Provided passage
Posted 10 Aug 2008, 12:46 pm Reply with quote
jd wrote:
Here is your opportunity for you! The fans! To write your own FRW results:


Oh, lordy. Okay, here we go, then. FRW was live at the always lovely Zotto Gymnasium in scenic Claremont. I have seen scary fans in my day, but this show brought out some of the scariest, in particular the bearded gentleman who tried to film the entire show on his cellphone and refused to stop yelling whatever entered his little brain at a given moment, and the morbidly obese gentleman who selectively used a rather large wheelchair and who seemed to think because he was as big as Adrian Adonis, he was as tough as Adrian Adonis. This was not so. In fact, this crowd convinced me that Mav needs substantial security whenever he chooses to run Claremont. I feared for Johnny Vegas' safety at one point. Anyway, the matches...

Data block
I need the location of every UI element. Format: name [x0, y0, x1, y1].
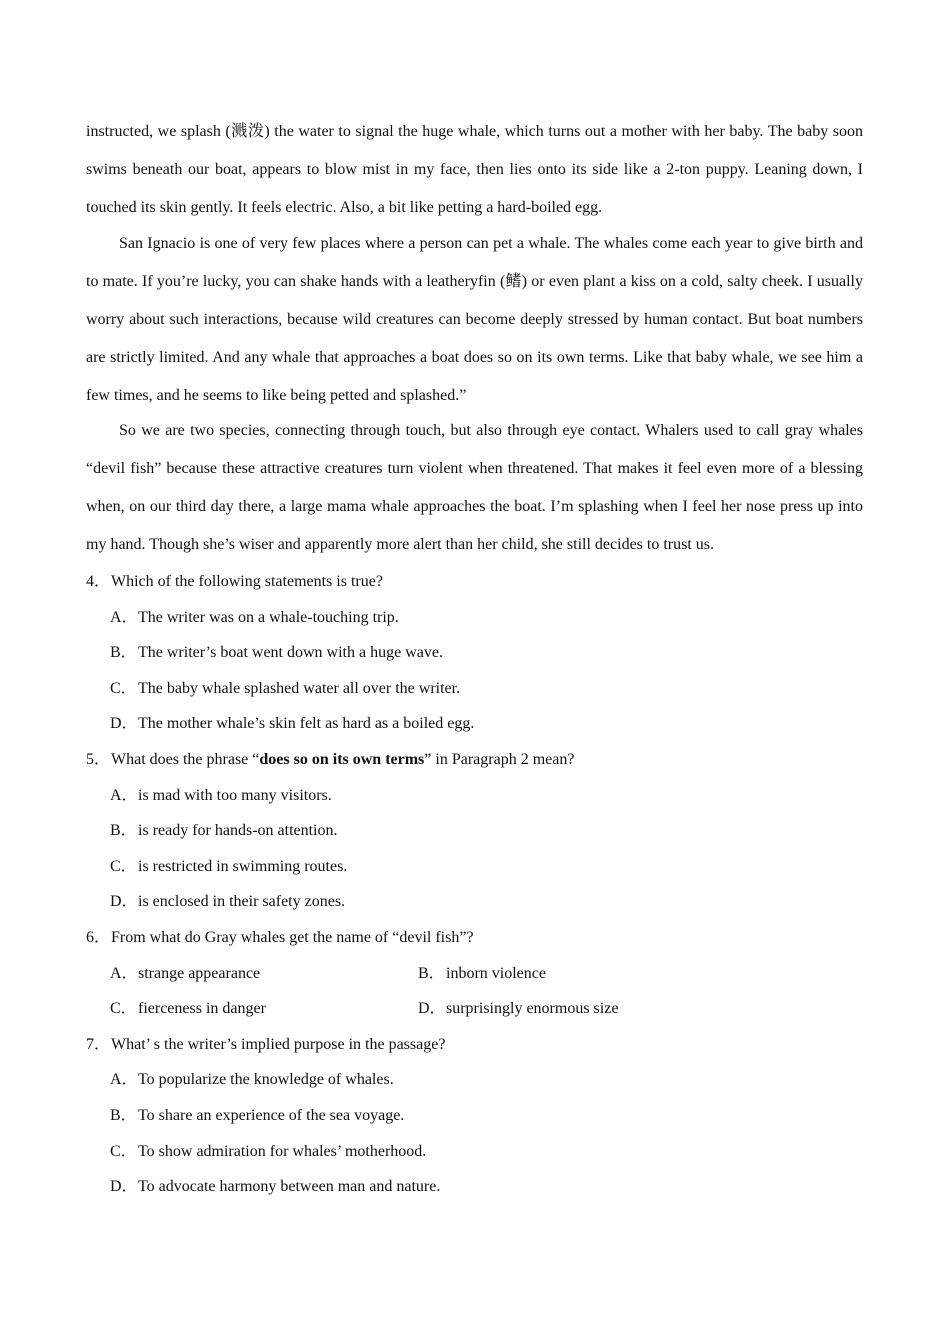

Aim
Quote the stretch of the FRW show recap from "Oh, lordy. Okay, here" through "Anyway, the matches..." word for word. Work only from the FRW show recap, not from the rest of the material.

Complete output
Oh, lordy. Okay, here we go, then. FRW was live at the always lovely Zotto Gymnasium in scenic Claremont. I have seen scary fans in my day, but this show brought out some of the scariest, in particular the bearded gentleman who tried to film the entire show on his cellphone and refused to stop yelling whatever entered his little brain at a given moment, and the morbidly obese gentleman who selectively used a rather large wheelchair and who seemed to think because he was as big as Adrian Adonis, he was as tough as Adrian Adonis. This was not so. In fact, this crowd convinced me that Mav needs substantial security whenever he chooses to run Claremont. I feared for Johnny Vegas' safety at one point. Anyway, the matches...